**Task 1:** In the presuppositionalism article, take the part starting at "1. Transcendental Argument" and ending at "which is inadequate." and write it out again, swapping "objection" for "criticism".
**Task 2:** Put this sentence from the presuppositionalism article into Spanish: "This kind of circularity is common in epistemology, as scholars like William Alston have recognized."

===== Provided passage

Expanding Presuppositional Principles: Transcendental Argument, Epistemology, and the Impossibility of the Contrary

 The O.G. of Presuppositionalism.

In a previous article, I discussed some of the basic principles of presuppositionalism. Here, I’d like to expand on those foundations and develop a few core arguments more thoroughly.


1. Transcendental Argument

In that earlier piece, I briefly introduced the form of the transcendental argument (TAG) and noted the diversity of its formulations. The key issue is that TAG is not a single argument but a family of arguments that share a common structure. I believe it’s legitimate to utilize multiple forms of TAG, depending on the philosophical context.

One objection, raised by David Reiter, claims that TAG fails to demonstrate that God is the necessary precondition for intelligibility. He argues that TAG either:

  • (a) is too weak to demonstrate that the Christian God necessarily exists, or
  • (b) merely shows that God exists in the actual world, which is inadequate.

In response, Dr. James Anderson observes that Van Til’s version of TAG had modal implications:

“Van Til held not merely that God’s existence is a necessary condition of human thought (knowledge, predication, argumentation, etc.) but that his existence is a necessary condition of the possibility of such thought. Even had there been no human thought in actuality, God would still have had to exist.”

From this insight, Anderson formulates a Modal TAG:

  • (P1) Possibly, Human Thought.
  • (P2) Necessarily, possibly, Human Thought.
  • (P3) Necessarily, if possibly Human Thought, then Christian Theism.
  • (P4) If necessarily, possibly Human Thought, then necessarily Christian Theism.
  • (C5) Therefore, necessarily, Christian Theism.

Another influential formulation comes from Dr. Michael Butler, a student of Greg Bahnsen. Butler uses a disjunctive syllogism structure:

A TA takes on (roughly) the following form: For x to be the case, y must also be the case because y is the necessary precondition of x; since x is the case, y must be the case.

Disjunctive form:

  • P1. Either the Christian worldview or autonomy is the precondition of intelligibility.
  • P2. It is not the case that autonomy accounts for intelligibility.
  • C. Therefore, Christian theism is the precondition for intelligibility.

For a further variation, see the Don Collett version of TAG as explained by Robin Ingles-Barrett.


2. Revelational Epistemology

A major feature of revelational epistemology is its open acknowledgment of epistemic circularity. This differs from vicious circularity: the conclusion is not used as a premise but operates as a presupposition of the entire argument. This kind of circularity is common in epistemology, as scholars like William Alston have recognized.

Attempts to avoid epistemic circularity often lead to strengthening the criteria for knowledge—but this brings us directly into the Problem of the Criterion, as raised by ancient Pyrrhonian skeptics. They observed:

  • To know which beliefs are true, we need a criterion of truth.
  • But to identify a valid criterion, we must already know which beliefs are true.

From the Internet Encyclopedia of Philosophy:

(1) We can know that a belief based on source K is true only if we first know that K is reliable.
(2) We can know that K is reliable only if we first know that some beliefs based on source K are true.
IEP entry on epistemic circularity

This is precisely what Bahnsen highlights in his critique of neutrality. He uses the analogy of an apple-sorting machine: how can one sort good apples from bad without already knowing something about apples? This is the classic debate between the Methodist (who wants a method first) and the Particularist (who starts with known instances).

==========
===== Recorded information

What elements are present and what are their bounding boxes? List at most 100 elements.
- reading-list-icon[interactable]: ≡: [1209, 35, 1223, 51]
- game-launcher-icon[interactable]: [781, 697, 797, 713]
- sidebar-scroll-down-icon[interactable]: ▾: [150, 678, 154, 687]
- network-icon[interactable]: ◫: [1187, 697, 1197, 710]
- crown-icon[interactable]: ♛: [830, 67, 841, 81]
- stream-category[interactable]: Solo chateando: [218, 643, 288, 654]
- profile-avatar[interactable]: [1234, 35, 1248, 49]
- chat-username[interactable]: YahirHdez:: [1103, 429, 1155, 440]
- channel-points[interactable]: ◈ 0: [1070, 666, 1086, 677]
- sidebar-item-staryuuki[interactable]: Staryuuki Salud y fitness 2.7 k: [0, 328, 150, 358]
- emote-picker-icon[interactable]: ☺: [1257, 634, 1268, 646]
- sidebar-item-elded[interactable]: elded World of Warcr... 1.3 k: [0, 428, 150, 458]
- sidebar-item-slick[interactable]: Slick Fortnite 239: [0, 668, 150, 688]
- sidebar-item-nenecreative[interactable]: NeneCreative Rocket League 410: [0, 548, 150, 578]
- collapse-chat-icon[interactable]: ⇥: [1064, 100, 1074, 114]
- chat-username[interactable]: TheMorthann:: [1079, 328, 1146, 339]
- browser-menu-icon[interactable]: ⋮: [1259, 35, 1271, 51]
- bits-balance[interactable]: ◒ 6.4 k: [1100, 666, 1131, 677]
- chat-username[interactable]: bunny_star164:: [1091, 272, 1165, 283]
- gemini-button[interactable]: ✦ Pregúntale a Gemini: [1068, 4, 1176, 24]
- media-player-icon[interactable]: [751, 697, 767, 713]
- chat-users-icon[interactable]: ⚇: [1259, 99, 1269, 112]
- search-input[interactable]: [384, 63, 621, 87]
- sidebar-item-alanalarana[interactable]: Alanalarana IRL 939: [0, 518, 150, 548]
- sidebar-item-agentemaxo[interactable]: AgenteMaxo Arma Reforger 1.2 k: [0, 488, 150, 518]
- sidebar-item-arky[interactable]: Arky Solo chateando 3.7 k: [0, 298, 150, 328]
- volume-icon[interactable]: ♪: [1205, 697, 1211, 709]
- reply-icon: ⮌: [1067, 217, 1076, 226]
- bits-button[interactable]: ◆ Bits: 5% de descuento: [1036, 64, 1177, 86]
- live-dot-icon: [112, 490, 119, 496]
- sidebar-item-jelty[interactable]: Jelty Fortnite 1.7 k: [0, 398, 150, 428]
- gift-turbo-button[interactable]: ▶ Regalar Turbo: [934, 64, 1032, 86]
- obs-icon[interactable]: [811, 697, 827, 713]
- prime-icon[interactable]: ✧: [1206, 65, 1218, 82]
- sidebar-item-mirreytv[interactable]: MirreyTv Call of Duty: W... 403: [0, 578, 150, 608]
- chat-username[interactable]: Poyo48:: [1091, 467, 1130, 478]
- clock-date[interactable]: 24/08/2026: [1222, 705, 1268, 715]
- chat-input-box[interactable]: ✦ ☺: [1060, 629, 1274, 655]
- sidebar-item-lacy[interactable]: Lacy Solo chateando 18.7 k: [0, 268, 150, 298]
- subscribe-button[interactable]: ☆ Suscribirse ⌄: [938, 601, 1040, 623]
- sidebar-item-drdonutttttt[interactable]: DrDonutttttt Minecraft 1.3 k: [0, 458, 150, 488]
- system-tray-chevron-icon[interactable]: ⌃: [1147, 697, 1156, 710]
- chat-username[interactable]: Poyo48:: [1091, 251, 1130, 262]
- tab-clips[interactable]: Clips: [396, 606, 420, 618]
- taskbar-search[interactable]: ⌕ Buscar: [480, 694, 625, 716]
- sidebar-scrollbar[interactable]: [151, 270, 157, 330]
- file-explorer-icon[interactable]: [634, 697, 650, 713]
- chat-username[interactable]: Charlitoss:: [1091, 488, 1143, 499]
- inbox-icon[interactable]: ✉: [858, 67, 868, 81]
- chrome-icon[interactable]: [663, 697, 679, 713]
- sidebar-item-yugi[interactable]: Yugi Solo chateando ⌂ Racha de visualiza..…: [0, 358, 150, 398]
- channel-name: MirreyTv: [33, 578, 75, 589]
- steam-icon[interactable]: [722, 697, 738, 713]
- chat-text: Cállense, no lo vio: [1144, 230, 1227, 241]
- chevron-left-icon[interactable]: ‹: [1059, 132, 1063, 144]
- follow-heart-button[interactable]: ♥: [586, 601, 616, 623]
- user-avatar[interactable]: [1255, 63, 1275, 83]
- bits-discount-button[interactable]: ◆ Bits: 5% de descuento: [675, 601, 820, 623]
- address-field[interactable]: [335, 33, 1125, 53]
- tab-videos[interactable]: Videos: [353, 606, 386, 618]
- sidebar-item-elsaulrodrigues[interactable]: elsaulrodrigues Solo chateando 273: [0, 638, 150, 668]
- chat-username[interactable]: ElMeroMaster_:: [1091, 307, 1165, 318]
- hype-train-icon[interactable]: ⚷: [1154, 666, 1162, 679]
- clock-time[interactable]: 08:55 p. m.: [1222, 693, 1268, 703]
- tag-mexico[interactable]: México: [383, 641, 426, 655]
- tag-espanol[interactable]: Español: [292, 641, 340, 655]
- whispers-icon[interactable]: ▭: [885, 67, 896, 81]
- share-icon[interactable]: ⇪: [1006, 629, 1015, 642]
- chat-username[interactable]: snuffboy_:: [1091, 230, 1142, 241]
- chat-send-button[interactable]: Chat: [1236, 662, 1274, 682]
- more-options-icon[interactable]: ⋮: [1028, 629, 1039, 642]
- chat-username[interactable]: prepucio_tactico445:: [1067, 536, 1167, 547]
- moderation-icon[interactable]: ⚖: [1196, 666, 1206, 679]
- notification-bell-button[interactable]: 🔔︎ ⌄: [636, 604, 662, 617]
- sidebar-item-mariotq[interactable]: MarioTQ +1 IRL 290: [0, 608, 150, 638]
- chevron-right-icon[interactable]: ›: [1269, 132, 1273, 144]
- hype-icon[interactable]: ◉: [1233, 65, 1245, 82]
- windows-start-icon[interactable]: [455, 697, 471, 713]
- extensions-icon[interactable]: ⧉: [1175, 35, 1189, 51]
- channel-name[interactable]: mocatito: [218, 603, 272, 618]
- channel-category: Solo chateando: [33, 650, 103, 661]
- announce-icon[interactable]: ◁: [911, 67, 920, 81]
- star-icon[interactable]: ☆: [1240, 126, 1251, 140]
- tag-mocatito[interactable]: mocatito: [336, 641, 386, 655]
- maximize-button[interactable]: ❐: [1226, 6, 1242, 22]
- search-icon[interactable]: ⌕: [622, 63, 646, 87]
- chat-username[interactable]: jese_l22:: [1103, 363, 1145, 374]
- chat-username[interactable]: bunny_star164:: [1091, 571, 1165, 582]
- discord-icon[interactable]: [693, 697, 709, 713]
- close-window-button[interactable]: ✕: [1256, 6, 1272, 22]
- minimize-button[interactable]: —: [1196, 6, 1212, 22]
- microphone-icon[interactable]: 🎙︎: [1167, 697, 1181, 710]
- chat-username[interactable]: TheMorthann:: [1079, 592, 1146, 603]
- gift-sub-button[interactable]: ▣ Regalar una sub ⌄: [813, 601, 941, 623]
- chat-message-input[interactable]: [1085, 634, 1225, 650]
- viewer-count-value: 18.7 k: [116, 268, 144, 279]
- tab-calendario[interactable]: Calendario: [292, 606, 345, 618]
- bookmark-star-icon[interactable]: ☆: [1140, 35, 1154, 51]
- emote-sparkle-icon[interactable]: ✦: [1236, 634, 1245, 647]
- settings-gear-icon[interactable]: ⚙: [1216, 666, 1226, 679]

==========

**Complete response 1:**
1. Transcendental Argument

In that earlier piece, I briefly introduced the form of the transcendental argument (TAG) and noted the diversity of its formulations. The key issue is that TAG is not a single argument but a family of arguments that share a common structure. I believe it’s legitimate to utilize multiple forms of TAG, depending on the philosophical context.

One criticism, raised by David Reiter, claims that TAG fails to demonstrate that God is the necessary precondition for intelligibility. He argues that TAG either:

  • (a) is too weak to demonstrate that the Christian God necessarily exists, or
  • (b) merely shows that God exists in the actual world, which is inadequate.

**Complete response 2:** Este tipo de circularidad es común en la epistemología, como han reconocido académicos como William Alston.